Goal:
Scan the data for "position" and copy the lines it appears in.

:: Stored rows

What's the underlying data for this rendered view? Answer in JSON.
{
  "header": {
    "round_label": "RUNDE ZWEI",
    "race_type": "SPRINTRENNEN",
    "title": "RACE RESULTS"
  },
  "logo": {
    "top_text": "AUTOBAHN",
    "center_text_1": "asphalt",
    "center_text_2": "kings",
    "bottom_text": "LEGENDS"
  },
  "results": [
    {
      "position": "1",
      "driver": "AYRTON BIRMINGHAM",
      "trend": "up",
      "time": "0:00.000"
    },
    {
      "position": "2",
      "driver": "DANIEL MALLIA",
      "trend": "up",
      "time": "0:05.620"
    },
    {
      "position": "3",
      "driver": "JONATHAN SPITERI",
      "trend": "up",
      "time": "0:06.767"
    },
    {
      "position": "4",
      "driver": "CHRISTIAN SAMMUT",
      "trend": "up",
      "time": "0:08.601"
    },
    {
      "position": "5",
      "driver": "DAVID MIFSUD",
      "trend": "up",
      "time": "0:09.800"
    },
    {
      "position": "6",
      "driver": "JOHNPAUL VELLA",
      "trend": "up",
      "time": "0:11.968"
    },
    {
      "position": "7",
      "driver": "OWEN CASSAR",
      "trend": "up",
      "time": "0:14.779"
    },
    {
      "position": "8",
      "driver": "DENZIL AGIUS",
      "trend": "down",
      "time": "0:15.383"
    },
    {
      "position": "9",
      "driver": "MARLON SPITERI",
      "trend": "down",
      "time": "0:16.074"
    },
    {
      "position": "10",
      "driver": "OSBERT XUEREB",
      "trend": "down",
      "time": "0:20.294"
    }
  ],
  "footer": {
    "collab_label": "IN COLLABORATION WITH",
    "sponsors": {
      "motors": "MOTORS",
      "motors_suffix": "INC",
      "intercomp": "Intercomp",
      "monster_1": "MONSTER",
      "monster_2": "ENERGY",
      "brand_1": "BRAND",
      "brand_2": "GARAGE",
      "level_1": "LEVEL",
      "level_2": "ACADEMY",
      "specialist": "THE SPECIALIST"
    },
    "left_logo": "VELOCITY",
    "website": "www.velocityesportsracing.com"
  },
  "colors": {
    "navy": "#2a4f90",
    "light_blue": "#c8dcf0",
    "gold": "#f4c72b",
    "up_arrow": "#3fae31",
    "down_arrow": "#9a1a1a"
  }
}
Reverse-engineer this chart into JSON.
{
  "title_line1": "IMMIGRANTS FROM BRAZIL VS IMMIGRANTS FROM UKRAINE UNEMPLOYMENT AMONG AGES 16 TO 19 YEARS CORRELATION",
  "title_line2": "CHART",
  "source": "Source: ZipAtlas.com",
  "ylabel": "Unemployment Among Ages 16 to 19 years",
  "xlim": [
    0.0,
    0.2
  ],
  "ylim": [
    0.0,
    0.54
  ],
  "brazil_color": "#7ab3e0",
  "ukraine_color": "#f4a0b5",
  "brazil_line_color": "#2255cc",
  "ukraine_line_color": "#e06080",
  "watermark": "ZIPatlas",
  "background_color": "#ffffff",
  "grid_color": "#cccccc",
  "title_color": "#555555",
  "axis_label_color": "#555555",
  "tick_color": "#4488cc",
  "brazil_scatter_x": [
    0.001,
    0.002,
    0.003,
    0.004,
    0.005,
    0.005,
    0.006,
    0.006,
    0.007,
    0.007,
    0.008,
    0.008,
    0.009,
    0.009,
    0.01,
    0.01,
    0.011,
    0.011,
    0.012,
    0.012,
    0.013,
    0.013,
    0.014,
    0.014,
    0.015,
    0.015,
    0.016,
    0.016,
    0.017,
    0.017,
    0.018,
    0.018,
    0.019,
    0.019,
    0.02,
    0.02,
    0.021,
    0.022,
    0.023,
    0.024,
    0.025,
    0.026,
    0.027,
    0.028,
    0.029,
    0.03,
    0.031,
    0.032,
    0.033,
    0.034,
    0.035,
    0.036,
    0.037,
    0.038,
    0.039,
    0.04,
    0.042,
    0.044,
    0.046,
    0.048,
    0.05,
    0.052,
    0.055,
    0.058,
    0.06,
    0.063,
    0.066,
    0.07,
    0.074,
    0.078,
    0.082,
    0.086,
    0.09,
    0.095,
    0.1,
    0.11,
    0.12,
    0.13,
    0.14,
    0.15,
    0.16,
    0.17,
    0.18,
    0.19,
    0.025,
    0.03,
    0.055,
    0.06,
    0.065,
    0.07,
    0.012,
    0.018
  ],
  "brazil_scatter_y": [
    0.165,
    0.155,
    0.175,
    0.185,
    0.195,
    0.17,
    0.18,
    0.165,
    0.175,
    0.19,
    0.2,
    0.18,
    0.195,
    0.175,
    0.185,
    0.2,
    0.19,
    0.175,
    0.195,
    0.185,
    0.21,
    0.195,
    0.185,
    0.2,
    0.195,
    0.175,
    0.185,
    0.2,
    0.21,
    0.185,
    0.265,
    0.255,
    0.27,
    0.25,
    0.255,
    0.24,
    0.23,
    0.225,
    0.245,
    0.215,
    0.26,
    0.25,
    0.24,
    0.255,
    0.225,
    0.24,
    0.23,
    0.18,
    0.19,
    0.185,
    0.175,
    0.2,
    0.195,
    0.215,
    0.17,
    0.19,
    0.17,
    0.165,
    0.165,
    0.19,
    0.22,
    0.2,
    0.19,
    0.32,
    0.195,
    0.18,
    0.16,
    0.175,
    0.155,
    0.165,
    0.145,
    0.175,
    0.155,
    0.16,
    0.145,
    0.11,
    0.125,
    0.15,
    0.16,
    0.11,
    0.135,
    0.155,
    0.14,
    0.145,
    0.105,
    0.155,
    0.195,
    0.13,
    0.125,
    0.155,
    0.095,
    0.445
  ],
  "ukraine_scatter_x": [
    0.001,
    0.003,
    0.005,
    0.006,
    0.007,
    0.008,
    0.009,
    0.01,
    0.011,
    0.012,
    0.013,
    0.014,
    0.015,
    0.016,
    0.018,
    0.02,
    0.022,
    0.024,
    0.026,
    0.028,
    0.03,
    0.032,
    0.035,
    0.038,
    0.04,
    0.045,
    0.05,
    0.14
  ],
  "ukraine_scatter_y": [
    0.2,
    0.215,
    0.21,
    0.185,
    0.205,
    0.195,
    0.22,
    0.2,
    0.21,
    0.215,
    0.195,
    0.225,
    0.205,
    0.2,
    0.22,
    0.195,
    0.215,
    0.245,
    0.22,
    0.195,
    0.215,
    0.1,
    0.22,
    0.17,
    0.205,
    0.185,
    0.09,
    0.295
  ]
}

::::

Solved problem:
      "position": "1",
      "position": "2",
      "position": "3",
      "position": "4",
      "position": "5",
      "position": "6",
      "position": "7",
      "position": "8",
      "position": "9",
      "position": "10",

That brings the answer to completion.